Extract to read:
----
Asked why the Siparia Re­gion­al Cor­po­ra­tion had not act­ed to stop the project, Teelucks­ingh said the cor­po­ra­tion had had no in­for­ma­tion on the project un­til the T&T Guardian raised the is­sue.

How­ev­er, he said the EMA, which grant­ed a Cer­tifi­cate of En­vi­ron­men­tal Clear­ance to the de­vel­op­er, should have been mon­i­tor­ing the project on a dai­ly ba­sis.

Teelucks­ingh said he was al­so con­cerned that high tides will bring salt wa­ter in­to the Granville aquifer and oblit­er­ate arable lands.

“The drainage is low­er than sea lev­el and with the in­crease of high tides that we ex­pe­ri­ence in coastal ar­eas, the salt wa­ter will come in­land due to the un­planned drainage that is tak­ing place. There is no prop­er en­gi­neer­ing in terms of de­sign and out­falls in­to the main riv­er,” he added.
----
Record extracts:
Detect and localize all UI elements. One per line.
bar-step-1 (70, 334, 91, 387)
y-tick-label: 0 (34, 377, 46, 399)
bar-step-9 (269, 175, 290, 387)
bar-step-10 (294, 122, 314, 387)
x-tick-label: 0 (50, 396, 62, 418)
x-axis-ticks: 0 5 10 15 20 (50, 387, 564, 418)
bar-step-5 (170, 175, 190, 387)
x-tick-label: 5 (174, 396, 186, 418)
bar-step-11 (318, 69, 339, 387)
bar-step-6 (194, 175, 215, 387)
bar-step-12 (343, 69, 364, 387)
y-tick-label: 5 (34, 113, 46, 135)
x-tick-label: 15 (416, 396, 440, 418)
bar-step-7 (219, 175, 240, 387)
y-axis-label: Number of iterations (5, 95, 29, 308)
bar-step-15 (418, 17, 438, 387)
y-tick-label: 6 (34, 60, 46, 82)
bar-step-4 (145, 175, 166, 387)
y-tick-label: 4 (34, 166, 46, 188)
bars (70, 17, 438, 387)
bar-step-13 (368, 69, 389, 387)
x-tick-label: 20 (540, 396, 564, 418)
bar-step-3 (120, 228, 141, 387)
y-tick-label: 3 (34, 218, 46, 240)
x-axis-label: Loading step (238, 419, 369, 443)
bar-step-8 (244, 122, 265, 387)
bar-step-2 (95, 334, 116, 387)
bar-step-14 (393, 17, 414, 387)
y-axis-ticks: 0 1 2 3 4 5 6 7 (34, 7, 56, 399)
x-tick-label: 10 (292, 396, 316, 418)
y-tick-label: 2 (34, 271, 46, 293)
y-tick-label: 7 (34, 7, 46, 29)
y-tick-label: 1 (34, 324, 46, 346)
----
Complete the following:
#1 Translate this sentence from the excerpt about the drainage project into Spanish: "Teelucksingh said he was also concerned that high tides will bring salt water into the Granville aquifer and obliterate arable lands."
#2 Return, word for word, the portion of the excerpt about the drainage project from "Asked why the" up to and including "a dai­ly ba­sis.".
The records are separate material with no connection to the excerpt.

Responses for each task:
#1 Teelucksingh dijo que también le preocupaba que las mareas altas llevaran agua salada al acuífero de Granville y arrasaran las tierras cultivables.

#2
Asked why the Siparia Re­gion­al Cor­po­ra­tion had not act­ed to stop the project, Teelucks­ingh said the cor­po­ra­tion had had no in­for­ma­tion on the project un­til the T&T Guardian raised the is­sue.

How­ev­er, he said the EMA, which grant­ed a Cer­tifi­cate of En­vi­ron­men­tal Clear­ance to the de­vel­op­er, should have been mon­i­tor­ing the project on a dai­ly ba­sis.